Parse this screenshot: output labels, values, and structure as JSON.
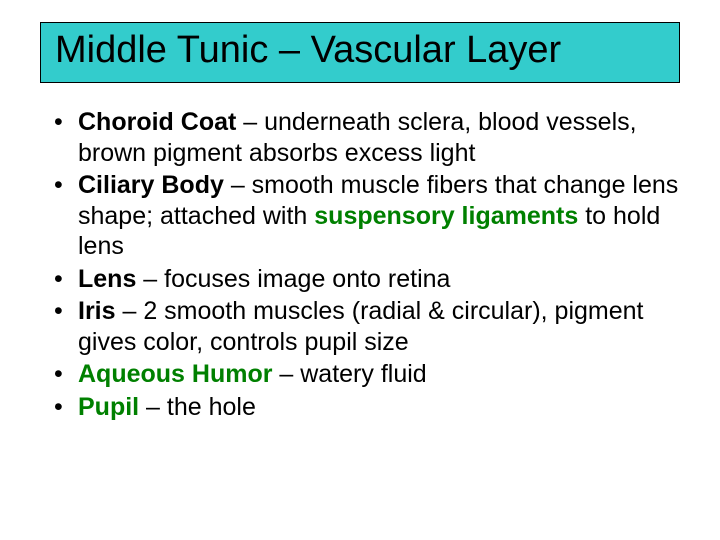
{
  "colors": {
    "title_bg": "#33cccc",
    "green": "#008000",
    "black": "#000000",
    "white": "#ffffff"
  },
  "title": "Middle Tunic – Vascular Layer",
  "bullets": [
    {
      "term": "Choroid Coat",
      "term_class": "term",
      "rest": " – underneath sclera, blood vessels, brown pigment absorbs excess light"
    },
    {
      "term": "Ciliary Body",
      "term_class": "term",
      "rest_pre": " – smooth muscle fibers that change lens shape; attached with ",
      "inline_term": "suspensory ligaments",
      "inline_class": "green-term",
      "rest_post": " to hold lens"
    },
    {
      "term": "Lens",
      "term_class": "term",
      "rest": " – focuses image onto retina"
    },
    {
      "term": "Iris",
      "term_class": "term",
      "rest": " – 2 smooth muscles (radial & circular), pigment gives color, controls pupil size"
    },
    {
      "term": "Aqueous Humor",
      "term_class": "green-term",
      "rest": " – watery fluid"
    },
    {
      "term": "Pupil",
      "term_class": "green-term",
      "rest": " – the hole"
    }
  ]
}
--------------------------------
▶ [The task] In the records above, how many lines contain the word "smooth"? Give the number alone.

▶ [Full solution] 2